## [What needs to be done]
Restate the full set of records exactly, word for word.

══ Supplied material

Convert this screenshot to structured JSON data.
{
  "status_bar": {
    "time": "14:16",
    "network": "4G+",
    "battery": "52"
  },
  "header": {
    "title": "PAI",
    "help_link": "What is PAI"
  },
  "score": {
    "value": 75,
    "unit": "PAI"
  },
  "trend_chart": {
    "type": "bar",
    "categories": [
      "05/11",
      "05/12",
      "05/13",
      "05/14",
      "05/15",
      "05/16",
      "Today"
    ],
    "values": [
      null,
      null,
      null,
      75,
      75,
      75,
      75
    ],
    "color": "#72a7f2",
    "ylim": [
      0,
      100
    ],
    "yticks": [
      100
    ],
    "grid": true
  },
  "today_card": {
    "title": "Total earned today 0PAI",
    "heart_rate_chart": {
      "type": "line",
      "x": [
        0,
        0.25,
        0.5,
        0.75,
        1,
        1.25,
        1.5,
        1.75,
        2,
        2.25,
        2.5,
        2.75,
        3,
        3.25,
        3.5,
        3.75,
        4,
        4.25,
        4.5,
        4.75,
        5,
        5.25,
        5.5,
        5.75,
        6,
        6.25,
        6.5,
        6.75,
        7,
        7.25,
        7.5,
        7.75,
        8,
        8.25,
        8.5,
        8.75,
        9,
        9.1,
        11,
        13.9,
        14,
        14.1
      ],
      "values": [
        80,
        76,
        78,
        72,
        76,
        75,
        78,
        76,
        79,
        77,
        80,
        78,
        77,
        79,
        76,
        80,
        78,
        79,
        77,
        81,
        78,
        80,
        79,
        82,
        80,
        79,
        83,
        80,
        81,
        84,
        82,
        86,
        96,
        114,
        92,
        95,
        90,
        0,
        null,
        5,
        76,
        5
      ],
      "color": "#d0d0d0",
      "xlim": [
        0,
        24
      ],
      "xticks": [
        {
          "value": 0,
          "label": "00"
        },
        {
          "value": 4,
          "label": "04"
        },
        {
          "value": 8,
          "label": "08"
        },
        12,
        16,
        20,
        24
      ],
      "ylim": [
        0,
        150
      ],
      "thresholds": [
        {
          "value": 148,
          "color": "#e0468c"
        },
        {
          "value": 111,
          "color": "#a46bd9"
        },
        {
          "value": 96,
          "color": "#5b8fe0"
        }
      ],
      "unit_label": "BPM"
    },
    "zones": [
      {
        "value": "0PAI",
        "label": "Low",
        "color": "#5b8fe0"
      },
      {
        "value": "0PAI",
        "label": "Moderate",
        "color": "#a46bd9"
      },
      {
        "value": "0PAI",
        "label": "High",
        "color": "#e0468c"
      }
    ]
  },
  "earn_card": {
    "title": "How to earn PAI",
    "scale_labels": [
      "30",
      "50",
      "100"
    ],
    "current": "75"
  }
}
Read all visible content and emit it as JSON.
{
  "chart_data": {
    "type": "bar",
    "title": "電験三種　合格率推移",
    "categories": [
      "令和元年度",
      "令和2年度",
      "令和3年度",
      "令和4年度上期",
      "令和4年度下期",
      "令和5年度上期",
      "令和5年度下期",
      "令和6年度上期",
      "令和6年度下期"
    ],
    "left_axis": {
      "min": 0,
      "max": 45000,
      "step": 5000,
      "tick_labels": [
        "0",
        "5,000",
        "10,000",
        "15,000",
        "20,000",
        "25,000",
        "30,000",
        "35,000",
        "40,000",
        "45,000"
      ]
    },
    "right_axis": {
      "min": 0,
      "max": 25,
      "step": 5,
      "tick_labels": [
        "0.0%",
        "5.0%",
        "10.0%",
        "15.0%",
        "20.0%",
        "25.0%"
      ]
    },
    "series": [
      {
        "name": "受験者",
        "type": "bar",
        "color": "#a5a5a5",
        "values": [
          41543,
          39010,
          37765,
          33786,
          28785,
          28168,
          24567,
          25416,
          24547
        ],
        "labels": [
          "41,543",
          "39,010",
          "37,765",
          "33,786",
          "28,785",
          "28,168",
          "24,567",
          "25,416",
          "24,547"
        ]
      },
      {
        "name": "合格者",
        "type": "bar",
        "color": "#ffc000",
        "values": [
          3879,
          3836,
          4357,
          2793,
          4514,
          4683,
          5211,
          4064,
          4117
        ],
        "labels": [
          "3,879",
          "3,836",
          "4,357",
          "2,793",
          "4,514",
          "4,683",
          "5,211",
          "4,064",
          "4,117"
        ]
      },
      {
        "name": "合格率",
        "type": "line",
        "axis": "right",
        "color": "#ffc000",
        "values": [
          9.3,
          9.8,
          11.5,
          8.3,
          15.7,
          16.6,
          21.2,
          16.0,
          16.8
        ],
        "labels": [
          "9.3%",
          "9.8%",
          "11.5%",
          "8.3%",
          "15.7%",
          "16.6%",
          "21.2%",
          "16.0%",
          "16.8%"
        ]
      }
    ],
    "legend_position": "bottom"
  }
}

════

## [Right answer]
Convert this screenshot to structured JSON data.
{
  "status_bar": {
    "time": "14:16",
    "network": "4G+",
    "battery": "52"
  },
  "header": {
    "title": "PAI",
    "help_link": "What is PAI"
  },
  "score": {
    "value": 75,
    "unit": "PAI"
  },
  "trend_chart": {
    "type": "bar",
    "categories": [
      "05/11",
      "05/12",
      "05/13",
      "05/14",
      "05/15",
      "05/16",
      "Today"
    ],
    "values": [
      null,
      null,
      null,
      75,
      75,
      75,
      75
    ],
    "color": "#72a7f2",
    "ylim": [
      0,
      100
    ],
    "yticks": [
      100
    ],
    "grid": true
  },
  "today_card": {
    "title": "Total earned today 0PAI",
    "heart_rate_chart": {
      "type": "line",
      "x": [
        0,
        0.25,
        0.5,
        0.75,
        1,
        1.25,
        1.5,
        1.75,
        2,
        2.25,
        2.5,
        2.75,
        3,
        3.25,
        3.5,
        3.75,
        4,
        4.25,
        4.5,
        4.75,
        5,
        5.25,
        5.5,
        5.75,
        6,
        6.25,
        6.5,
        6.75,
        7,
        7.25,
        7.5,
        7.75,
        8,
        8.25,
        8.5,
        8.75,
        9,
        9.1,
        11,
        13.9,
        14,
        14.1
      ],
      "values": [
        80,
        76,
        78,
        72,
        76,
        75,
        78,
        76,
        79,
        77,
        80,
        78,
        77,
        79,
        76,
        80,
        78,
        79,
        77,
        81,
        78,
        80,
        79,
        82,
        80,
        79,
        83,
        80,
        81,
        84,
        82,
        86,
        96,
        114,
        92,
        95,
        90,
        0,
        null,
        5,
        76,
        5
      ],
      "color": "#d0d0d0",
      "xlim": [
        0,
        24
      ],
      "xticks": [
        {
          "value": 0,
          "label": "00"
        },
        {
          "value": 4,
          "label": "04"
        },
        {
          "value": 8,
          "label": "08"
        },
        12,
        16,
        20,
        24
      ],
      "ylim": [
        0,
        150
      ],
      "thresholds": [
        {
          "value": 148,
          "color": "#e0468c"
        },
        {
          "value": 111,
          "color": "#a46bd9"
        },
        {
          "value": 96,
          "color": "#5b8fe0"
        }
      ],
      "unit_label": "BPM"
    },
    "zones": [
      {
        "value": "0PAI",
        "label": "Low",
        "color": "#5b8fe0"
      },
      {
        "value": "0PAI",
        "label": "Moderate",
        "color": "#a46bd9"
      },
      {
        "value": "0PAI",
        "label": "High",
        "color": "#e0468c"
      }
    ]
  },
  "earn_card": {
    "title": "How to earn PAI",
    "scale_labels": [
      "30",
      "50",
      "100"
    ],
    "current": "75"
  }
}
Read all visible content and emit it as JSON.
{
  "chart_data": {
    "type": "bar",
    "title": "電験三種　合格率推移",
    "categories": [
      "令和元年度",
      "令和2年度",
      "令和3年度",
      "令和4年度上期",
      "令和4年度下期",
      "令和5年度上期",
      "令和5年度下期",
      "令和6年度上期",
      "令和6年度下期"
    ],
    "left_axis": {
      "min": 0,
      "max": 45000,
      "step": 5000,
      "tick_labels": [
        "0",
        "5,000",
        "10,000",
        "15,000",
        "20,000",
        "25,000",
        "30,000",
        "35,000",
        "40,000",
        "45,000"
      ]
    },
    "right_axis": {
      "min": 0,
      "max": 25,
      "step": 5,
      "tick_labels": [
        "0.0%",
        "5.0%",
        "10.0%",
        "15.0%",
        "20.0%",
        "25.0%"
      ]
    },
    "series": [
      {
        "name": "受験者",
        "type": "bar",
        "color": "#a5a5a5",
        "values": [
          41543,
          39010,
          37765,
          33786,
          28785,
          28168,
          24567,
          25416,
          24547
        ],
        "labels": [
          "41,543",
          "39,010",
          "37,765",
          "33,786",
          "28,785",
          "28,168",
          "24,567",
          "25,416",
          "24,547"
        ]
      },
      {
        "name": "合格者",
        "type": "bar",
        "color": "#ffc000",
        "values": [
          3879,
          3836,
          4357,
          2793,
          4514,
          4683,
          5211,
          4064,
          4117
        ],
        "labels": [
          "3,879",
          "3,836",
          "4,357",
          "2,793",
          "4,514",
          "4,683",
          "5,211",
          "4,064",
          "4,117"
        ]
      },
      {
        "name": "合格率",
        "type": "line",
        "axis": "right",
        "color": "#ffc000",
        "values": [
          9.3,
          9.8,
          11.5,
          8.3,
          15.7,
          16.6,
          21.2,
          16.0,
          16.8
        ],
        "labels": [
          "9.3%",
          "9.8%",
          "11.5%",
          "8.3%",
          "15.7%",
          "16.6%",
          "21.2%",
          "16.0%",
          "16.8%"
        ]
      }
    ],
    "legend_position": "bottom"
  }
}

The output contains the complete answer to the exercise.